LISTED ENTRIES.
------------------------

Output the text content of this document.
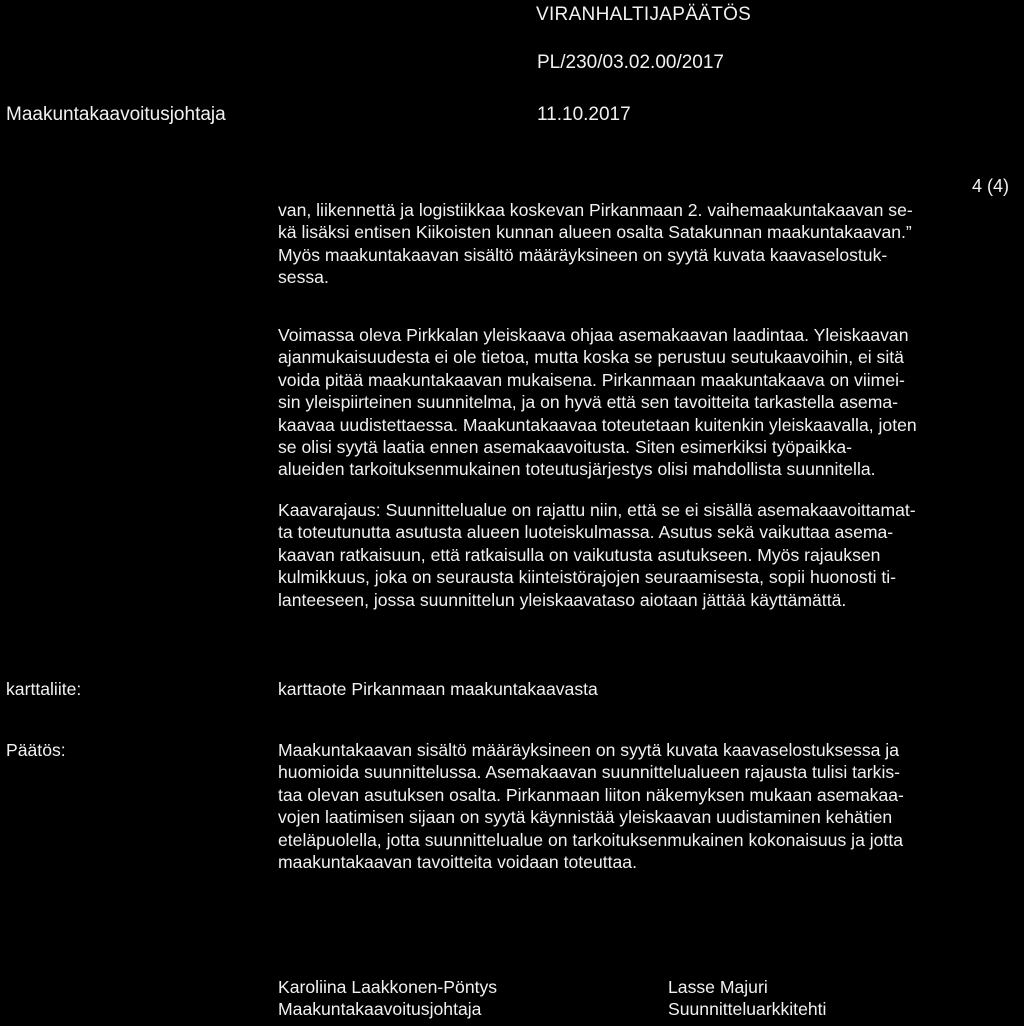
VIRANHALTIJAPÄÄTÖS
PL/230/03.02.00/2017
Maakuntakaavoitusjohtaja	11.10.2017
4 (4)
van, liikennettä ja logistiikkaa koskevan Pirkanmaan 2. vaihemaakuntakaavan se-
kä lisäksi entisen Kiikoisten kunnan alueen osalta Satakunnan maakuntakaavan.”
Myös maakuntakaavan sisältö määräyksineen on syytä kuvata kaavaselostuk-
sessa.
Voimassa oleva Pirkkalan yleiskaava ohjaa asemakaavan laadintaa. Yleiskaavan
ajanmukaisuudesta ei ole tietoa, mutta koska se perustuu seutukaavoihin, ei sitä
voida pitää maakuntakaavan mukaisena. Pirkanmaan maakuntakaava on viimei-
sin yleispiirteinen suunnitelma, ja on hyvä että sen tavoitteita tarkastella asema-
kaavaa uudistettaessa. Maakuntakaavaa toteutetaan kuitenkin yleiskaavalla, joten
se olisi syytä laatia ennen asemakaavoitusta. Siten esimerkiksi työpaikka-
alueiden tarkoituksenmukainen toteutusjärjestys olisi mahdollista suunnitella.
Kaavarajaus: Suunnittelualue on rajattu niin, että se ei sisällä asemakaavoittamat-
ta toteutunutta asutusta alueen luoteiskulmassa. Asutus sekä vaikuttaa asema-
kaavan ratkaisuun, että ratkaisulla on vaikutusta asutukseen. Myös rajauksen
kulmikkuus, joka on seurausta kiinteistörajojen seuraamisesta, sopii huonosti ti-
lanteeseen, jossa suunnittelun yleiskaavataso aiotaan jättää käyttämättä.
karttaliite:	karttaote Pirkanmaan maakuntakaavasta
Päätös:	Maakuntakaavan sisältö määräyksineen on syytä kuvata kaavaselostuksessa ja
huomioida suunnittelussa. Asemakaavan suunnittelualueen rajausta tulisi tarkis-
taa olevan asutuksen osalta. Pirkanmaan liiton näkemyksen mukaan asemakaa-
vojen laatimisen sijaan on syytä käynnistää yleiskaavan uudistaminen kehätien
eteläpuolella, jotta suunnittelualue on tarkoituksenmukainen kokonaisuus ja jotta
maakuntakaavan tavoitteita voidaan toteuttaa.
Karoliina Laakkonen-Pöntys
Maakuntakaavoitusjohtaja
Lasse Majuri
Suunnitteluarkkitehti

------------------------

EXERCISE. Keep only those lines of the records that hold "osalta", and return them.

RESPONSE FOR THIS EXERCISE.
kä lisäksi entisen Kiikoisten kunnan alueen osalta Satakunnan maakuntakaavan.”
taa olevan asutuksen osalta. Pirkanmaan liiton näkemyksen mukaan asemakaa-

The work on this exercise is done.